Exercise details: Scan the listing below. Report each line that includes "ylabel".

───── Recorded data

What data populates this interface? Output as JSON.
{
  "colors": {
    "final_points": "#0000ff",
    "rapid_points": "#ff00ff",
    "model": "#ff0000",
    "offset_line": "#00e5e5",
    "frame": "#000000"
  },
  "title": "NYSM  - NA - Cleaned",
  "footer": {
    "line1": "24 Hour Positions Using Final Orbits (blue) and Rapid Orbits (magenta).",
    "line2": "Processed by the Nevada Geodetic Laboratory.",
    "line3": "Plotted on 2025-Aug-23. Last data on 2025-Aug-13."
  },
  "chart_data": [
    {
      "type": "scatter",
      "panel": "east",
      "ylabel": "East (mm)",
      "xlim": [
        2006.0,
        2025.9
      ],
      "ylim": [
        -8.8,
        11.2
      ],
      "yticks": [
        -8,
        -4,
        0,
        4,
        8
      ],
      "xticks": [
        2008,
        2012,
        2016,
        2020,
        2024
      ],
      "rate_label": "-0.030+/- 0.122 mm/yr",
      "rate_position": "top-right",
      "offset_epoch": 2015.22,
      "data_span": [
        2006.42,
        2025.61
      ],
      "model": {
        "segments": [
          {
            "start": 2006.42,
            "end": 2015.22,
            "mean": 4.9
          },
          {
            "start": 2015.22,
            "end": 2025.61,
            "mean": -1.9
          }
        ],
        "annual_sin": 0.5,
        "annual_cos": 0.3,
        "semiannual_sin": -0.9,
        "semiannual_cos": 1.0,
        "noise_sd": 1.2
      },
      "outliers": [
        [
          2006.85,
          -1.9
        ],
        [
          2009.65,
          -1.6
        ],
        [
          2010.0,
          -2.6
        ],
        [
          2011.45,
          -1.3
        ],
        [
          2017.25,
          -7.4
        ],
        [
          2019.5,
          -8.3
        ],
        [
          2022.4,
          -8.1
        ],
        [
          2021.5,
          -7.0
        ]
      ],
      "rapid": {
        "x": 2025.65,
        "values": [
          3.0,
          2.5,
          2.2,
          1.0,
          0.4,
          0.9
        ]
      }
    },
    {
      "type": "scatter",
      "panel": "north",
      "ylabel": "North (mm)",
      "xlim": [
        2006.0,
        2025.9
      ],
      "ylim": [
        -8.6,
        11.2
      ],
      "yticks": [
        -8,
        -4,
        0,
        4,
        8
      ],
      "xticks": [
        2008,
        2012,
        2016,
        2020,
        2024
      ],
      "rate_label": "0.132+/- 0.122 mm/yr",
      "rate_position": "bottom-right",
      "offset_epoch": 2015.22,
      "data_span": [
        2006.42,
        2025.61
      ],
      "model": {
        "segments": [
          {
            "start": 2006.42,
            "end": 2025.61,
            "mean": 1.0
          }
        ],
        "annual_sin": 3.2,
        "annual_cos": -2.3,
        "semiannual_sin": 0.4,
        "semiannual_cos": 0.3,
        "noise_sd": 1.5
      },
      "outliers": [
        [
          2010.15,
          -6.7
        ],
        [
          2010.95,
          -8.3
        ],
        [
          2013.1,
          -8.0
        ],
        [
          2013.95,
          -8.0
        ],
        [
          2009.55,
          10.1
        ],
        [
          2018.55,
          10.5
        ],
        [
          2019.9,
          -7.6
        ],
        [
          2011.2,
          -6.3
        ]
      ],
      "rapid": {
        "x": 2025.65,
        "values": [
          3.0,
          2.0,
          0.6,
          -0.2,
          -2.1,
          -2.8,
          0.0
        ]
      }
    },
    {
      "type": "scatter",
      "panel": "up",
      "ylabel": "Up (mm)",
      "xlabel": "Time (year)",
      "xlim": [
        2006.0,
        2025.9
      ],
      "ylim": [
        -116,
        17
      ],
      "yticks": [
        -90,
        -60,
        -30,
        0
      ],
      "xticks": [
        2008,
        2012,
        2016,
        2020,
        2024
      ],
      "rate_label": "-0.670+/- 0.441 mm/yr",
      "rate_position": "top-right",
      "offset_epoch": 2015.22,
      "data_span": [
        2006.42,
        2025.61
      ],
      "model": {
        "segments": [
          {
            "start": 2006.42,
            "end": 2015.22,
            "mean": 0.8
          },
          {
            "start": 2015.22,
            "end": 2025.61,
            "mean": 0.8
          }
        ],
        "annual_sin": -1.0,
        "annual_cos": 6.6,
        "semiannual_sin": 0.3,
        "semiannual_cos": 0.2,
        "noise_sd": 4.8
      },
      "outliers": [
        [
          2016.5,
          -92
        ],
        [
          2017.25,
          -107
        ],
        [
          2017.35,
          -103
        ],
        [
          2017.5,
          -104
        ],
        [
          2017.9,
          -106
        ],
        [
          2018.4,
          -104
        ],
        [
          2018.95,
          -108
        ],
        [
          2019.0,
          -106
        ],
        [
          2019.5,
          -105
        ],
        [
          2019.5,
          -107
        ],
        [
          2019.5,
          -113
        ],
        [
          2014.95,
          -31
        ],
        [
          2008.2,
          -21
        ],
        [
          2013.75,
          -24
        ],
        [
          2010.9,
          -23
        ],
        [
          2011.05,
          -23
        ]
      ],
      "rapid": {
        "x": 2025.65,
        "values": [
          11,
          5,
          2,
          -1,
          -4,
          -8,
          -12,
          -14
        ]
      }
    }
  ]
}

──────────
───── Recorded data

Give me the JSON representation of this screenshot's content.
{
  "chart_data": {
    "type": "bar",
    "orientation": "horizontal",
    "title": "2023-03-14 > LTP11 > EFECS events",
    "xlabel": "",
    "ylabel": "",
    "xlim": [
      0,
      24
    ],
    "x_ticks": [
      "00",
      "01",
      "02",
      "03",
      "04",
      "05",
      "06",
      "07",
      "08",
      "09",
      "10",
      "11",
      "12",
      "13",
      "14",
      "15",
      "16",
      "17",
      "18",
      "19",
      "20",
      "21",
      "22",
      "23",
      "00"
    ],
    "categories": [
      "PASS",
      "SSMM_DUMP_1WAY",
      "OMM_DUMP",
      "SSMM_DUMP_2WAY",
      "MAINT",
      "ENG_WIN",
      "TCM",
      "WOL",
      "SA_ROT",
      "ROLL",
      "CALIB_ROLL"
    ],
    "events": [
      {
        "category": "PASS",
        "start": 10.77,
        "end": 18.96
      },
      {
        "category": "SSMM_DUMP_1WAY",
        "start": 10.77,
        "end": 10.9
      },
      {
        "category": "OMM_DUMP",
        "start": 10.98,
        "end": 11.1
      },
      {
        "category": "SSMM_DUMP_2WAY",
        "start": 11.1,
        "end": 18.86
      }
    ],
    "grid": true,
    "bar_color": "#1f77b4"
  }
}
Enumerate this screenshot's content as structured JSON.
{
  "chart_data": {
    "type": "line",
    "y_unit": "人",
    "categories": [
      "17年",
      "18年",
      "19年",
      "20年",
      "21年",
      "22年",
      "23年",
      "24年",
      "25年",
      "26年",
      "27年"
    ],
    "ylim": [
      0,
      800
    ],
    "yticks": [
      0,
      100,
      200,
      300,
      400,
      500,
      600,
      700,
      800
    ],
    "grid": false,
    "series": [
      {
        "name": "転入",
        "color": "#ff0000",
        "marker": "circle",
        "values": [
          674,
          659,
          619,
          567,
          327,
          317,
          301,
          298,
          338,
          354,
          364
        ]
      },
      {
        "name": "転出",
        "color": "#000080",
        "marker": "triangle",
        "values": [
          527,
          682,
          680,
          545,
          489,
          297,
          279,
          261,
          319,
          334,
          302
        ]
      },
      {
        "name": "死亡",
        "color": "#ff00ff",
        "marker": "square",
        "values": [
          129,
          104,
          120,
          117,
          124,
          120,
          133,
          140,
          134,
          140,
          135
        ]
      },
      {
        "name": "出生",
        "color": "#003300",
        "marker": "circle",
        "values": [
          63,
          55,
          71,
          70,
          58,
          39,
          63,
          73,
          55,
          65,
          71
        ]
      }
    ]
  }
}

──────────
───── Recorded data

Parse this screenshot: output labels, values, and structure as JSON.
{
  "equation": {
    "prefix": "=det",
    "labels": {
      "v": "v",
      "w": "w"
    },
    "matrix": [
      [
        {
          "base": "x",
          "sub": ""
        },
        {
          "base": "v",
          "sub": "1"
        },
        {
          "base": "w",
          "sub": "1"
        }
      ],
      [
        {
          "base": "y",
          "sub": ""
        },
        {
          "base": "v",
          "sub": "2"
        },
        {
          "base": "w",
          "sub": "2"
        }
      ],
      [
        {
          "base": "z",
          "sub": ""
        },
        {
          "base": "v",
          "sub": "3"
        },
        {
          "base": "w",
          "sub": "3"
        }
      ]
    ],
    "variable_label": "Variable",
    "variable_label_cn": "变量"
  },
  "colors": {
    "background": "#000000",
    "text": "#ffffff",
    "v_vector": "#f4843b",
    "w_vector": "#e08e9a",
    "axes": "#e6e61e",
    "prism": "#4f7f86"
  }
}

──────────

Final result:
      "ylabel": "East (mm)",
      "ylabel": "North (mm)",
      "ylabel": "Up (mm)",
    "ylabel": "",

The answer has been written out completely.